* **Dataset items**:
--- begin ---

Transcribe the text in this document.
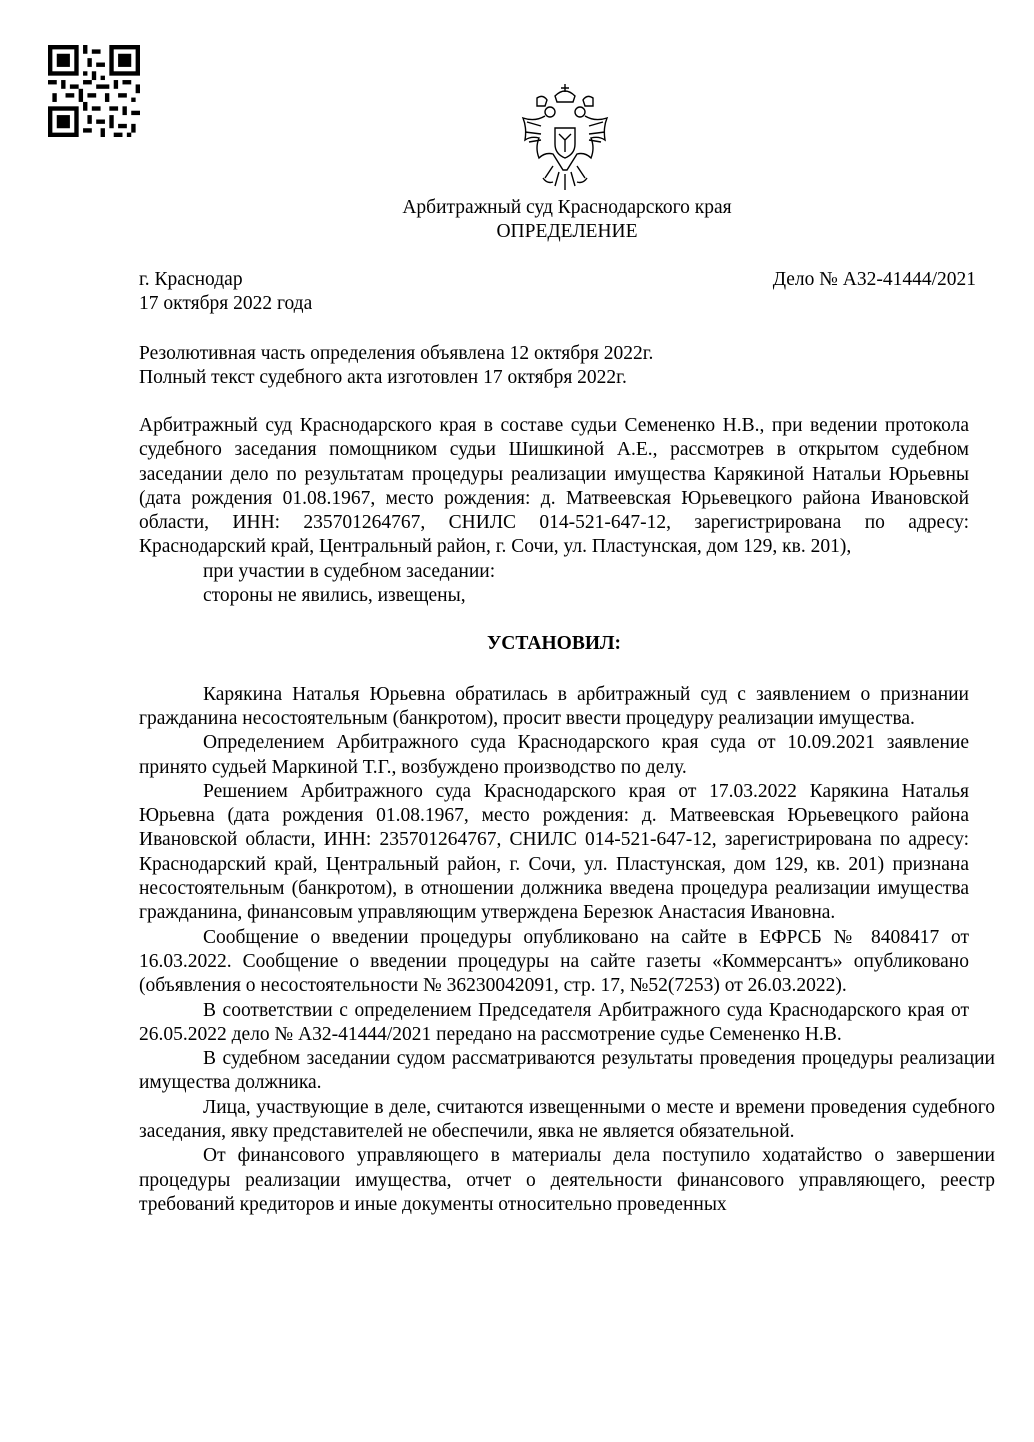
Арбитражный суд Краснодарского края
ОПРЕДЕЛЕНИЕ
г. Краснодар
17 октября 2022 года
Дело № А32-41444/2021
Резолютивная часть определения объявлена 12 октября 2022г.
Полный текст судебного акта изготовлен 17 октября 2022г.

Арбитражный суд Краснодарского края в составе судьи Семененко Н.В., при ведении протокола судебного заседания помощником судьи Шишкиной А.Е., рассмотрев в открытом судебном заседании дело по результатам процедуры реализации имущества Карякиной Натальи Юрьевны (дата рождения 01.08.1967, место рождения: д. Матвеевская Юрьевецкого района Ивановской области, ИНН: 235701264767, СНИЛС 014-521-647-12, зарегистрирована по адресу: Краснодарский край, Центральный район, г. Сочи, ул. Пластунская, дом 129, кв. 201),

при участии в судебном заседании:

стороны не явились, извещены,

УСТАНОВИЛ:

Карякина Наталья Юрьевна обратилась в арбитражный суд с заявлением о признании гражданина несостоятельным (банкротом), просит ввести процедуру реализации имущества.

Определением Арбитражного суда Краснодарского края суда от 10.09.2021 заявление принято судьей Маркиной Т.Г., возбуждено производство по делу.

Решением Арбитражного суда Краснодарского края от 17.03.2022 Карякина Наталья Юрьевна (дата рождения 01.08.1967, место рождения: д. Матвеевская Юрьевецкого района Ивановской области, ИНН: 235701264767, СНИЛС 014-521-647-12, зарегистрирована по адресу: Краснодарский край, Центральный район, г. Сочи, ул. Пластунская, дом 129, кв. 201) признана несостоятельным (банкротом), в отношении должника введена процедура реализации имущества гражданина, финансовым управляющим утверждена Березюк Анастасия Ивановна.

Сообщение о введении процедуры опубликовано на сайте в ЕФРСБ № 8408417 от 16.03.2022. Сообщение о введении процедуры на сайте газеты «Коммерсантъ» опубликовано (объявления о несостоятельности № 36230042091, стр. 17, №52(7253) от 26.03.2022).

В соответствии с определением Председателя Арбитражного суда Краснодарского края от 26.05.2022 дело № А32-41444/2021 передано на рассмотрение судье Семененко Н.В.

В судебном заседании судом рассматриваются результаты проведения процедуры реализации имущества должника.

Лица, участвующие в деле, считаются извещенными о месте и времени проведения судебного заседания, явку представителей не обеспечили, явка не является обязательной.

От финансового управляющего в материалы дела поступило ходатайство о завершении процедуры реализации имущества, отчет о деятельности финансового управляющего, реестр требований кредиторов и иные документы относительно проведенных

--- end ---
--- begin ---

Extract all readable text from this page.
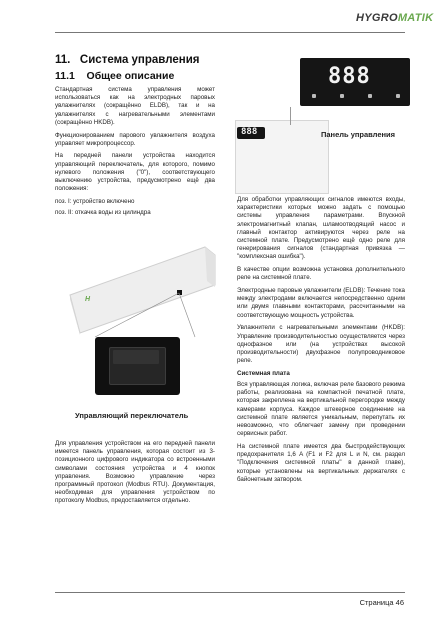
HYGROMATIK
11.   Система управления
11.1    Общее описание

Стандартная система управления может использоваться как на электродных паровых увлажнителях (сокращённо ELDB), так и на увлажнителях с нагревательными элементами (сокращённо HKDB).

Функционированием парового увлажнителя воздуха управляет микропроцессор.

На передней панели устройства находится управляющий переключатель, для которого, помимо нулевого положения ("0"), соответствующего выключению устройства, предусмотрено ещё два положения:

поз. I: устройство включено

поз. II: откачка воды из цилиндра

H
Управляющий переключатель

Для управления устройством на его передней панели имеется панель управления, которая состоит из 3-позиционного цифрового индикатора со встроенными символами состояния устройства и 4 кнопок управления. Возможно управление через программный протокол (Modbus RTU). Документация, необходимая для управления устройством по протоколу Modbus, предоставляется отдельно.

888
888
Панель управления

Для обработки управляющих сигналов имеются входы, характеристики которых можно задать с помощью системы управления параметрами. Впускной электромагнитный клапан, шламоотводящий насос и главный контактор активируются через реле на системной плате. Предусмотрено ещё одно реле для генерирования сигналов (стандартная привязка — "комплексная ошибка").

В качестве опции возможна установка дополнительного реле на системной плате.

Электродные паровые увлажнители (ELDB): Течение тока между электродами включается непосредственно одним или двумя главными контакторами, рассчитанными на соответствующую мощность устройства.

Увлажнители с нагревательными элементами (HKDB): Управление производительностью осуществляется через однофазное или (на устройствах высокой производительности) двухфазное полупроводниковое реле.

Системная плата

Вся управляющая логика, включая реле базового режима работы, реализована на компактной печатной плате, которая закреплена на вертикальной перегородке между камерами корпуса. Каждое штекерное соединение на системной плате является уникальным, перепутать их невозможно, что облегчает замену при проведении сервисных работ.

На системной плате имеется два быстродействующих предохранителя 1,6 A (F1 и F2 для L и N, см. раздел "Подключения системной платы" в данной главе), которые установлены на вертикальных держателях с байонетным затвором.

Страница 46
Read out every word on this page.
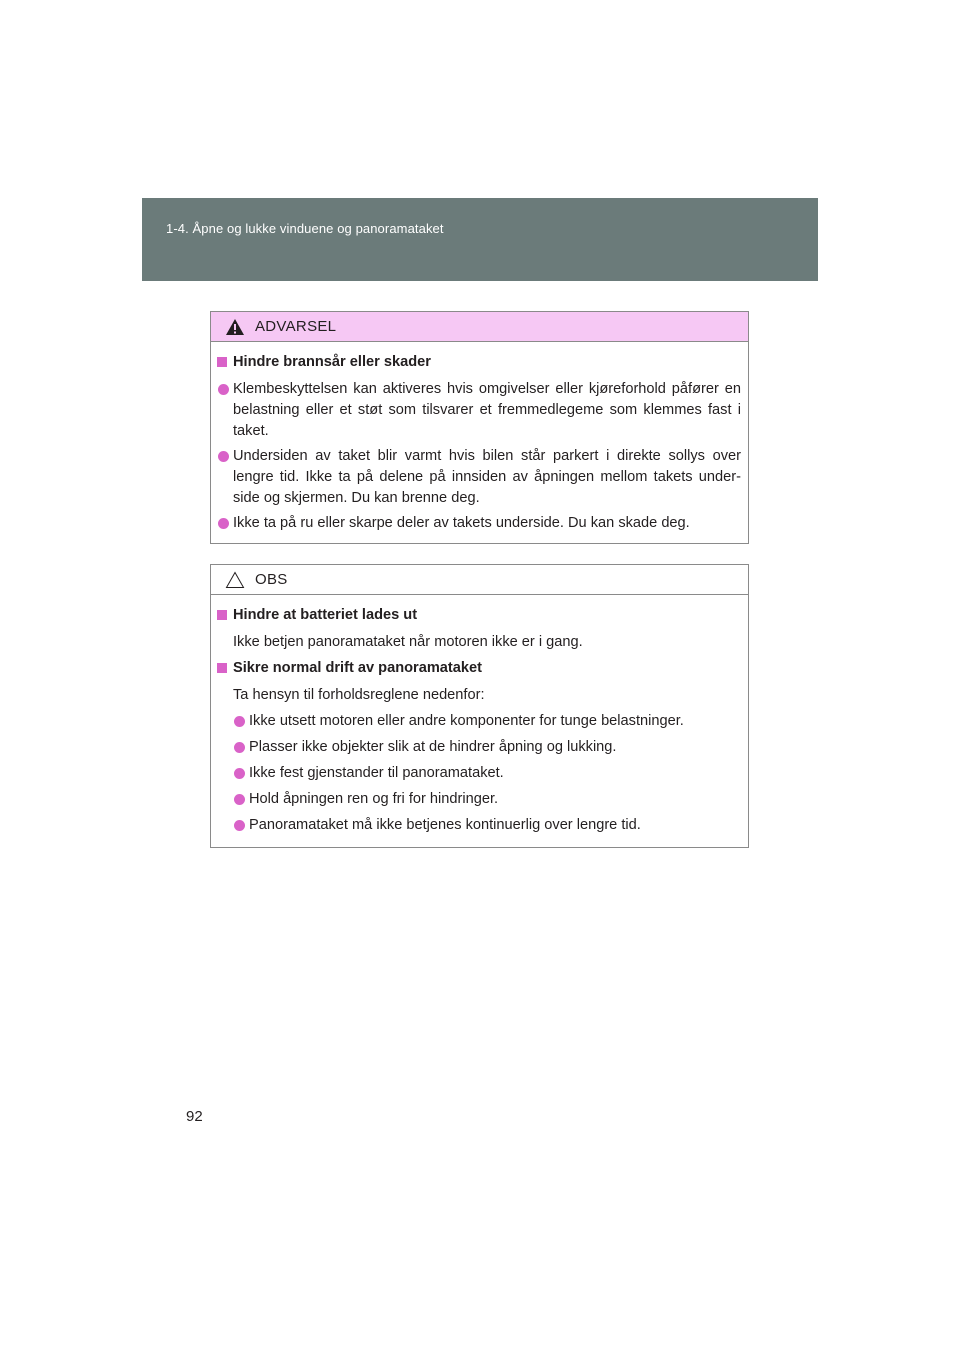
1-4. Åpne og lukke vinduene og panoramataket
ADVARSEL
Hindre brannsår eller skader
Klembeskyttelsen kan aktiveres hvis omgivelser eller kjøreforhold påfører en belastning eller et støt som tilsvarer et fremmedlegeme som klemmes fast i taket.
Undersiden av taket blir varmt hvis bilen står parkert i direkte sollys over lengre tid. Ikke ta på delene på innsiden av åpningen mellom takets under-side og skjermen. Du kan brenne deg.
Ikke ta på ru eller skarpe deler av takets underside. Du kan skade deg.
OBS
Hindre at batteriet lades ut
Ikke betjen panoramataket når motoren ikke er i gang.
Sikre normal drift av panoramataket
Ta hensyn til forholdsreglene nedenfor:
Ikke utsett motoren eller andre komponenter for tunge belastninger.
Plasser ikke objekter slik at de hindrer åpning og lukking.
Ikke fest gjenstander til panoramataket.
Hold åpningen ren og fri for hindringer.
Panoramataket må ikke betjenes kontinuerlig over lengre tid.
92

--- end ---
--- begin ---

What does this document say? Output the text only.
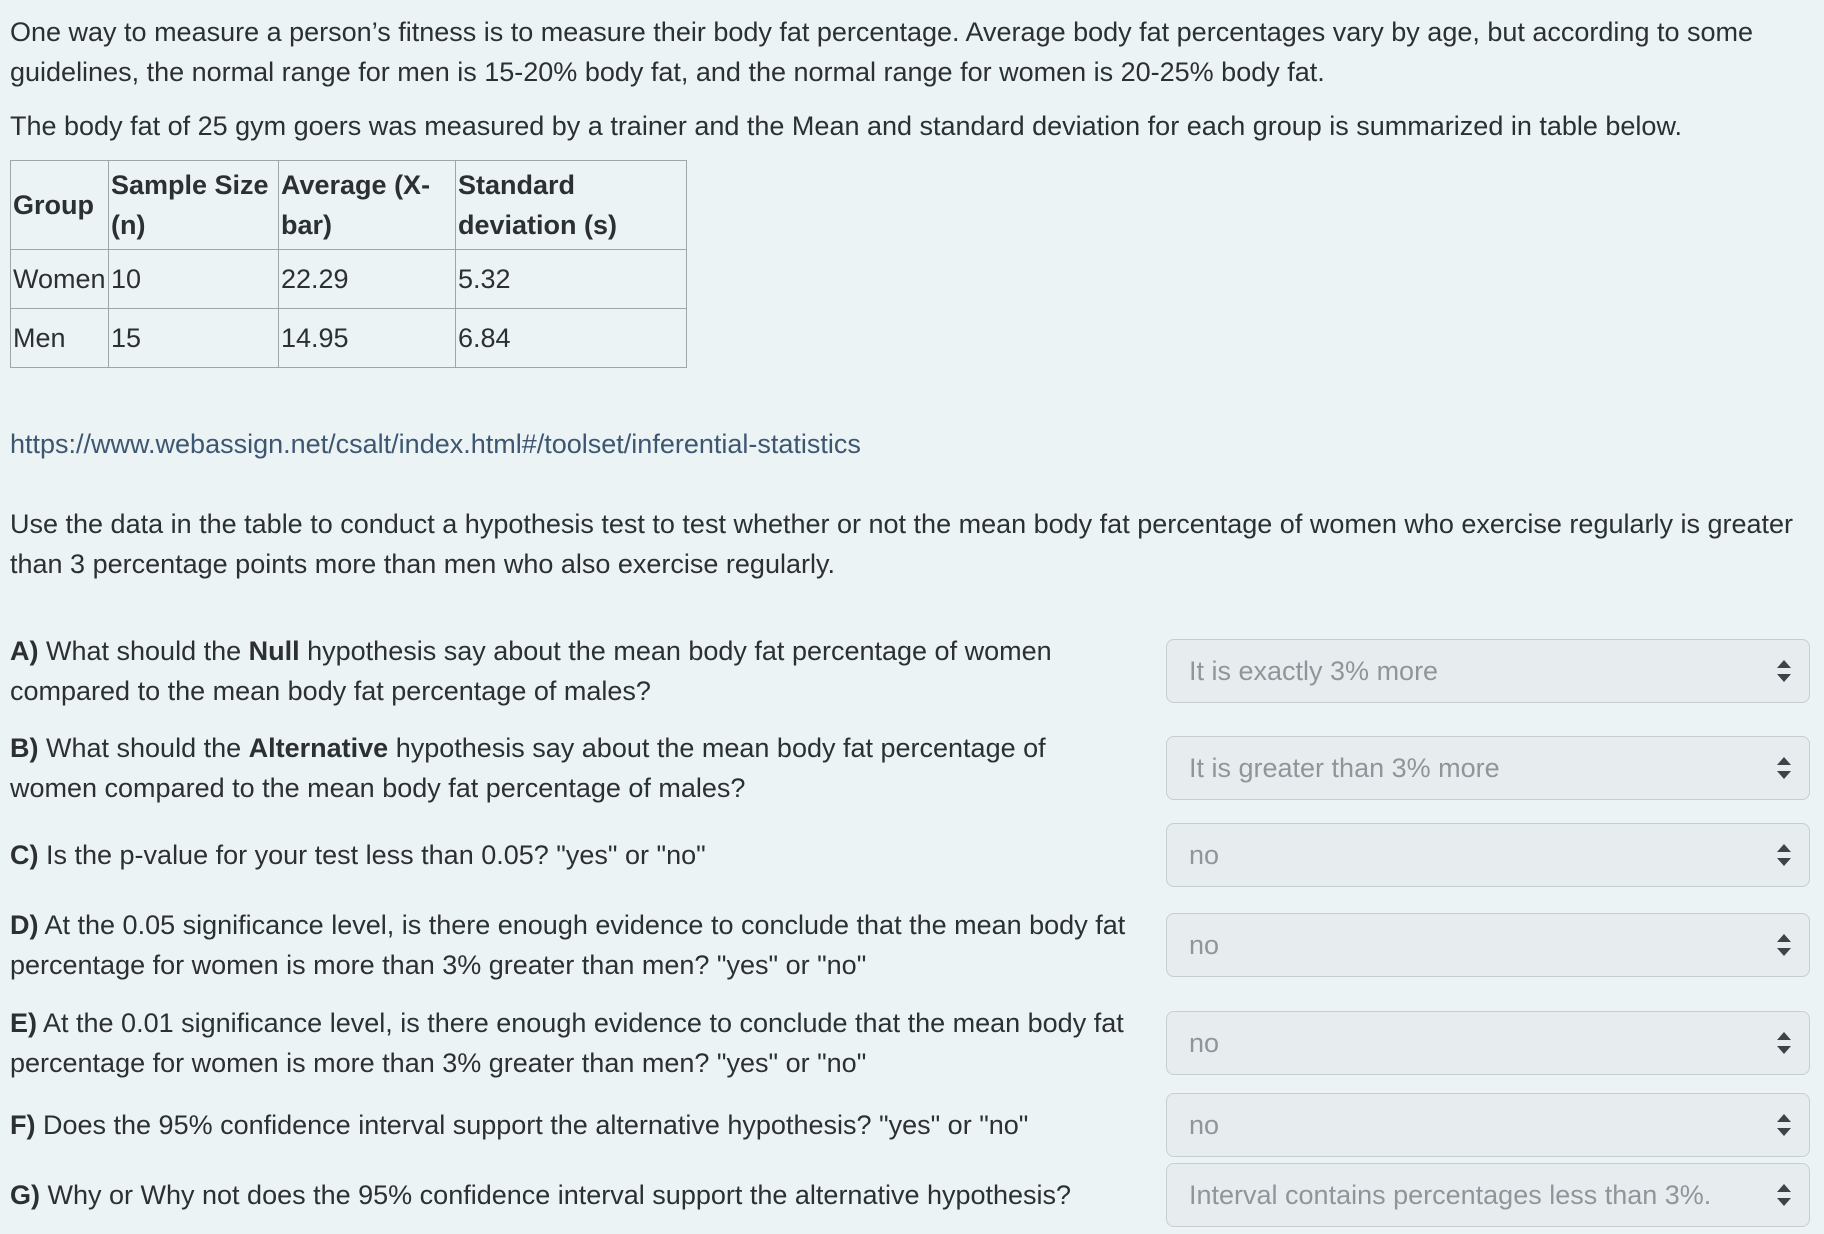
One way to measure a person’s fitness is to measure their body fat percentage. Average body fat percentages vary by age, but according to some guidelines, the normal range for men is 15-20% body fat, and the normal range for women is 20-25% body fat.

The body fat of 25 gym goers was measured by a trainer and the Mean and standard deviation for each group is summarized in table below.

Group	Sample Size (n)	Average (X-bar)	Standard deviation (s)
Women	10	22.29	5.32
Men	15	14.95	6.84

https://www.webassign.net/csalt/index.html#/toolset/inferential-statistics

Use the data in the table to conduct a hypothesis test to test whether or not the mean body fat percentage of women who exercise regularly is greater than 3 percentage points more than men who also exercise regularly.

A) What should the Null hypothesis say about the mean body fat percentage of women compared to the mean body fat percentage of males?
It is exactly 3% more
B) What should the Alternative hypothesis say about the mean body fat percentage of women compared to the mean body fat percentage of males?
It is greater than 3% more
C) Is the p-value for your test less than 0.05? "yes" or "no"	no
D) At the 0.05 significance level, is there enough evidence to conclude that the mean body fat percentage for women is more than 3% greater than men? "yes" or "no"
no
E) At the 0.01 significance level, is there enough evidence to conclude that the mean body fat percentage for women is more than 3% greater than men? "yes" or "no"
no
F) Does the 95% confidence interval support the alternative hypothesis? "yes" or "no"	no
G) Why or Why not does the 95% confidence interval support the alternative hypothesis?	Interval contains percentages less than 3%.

--- end ---

* **WHAT IS NEEDED**: Search the entries for the word "that" and gather every line where it appears.

* **ANSWER TO THE TASK**:
D) At the 0.05 significance level, is there enough evidence to conclude that the mean body fat percentage for women is more than 3% greater than men? "yes" or "no"
E) At the 0.01 significance level, is there enough evidence to conclude that the mean body fat percentage for women is more than 3% greater than men? "yes" or "no"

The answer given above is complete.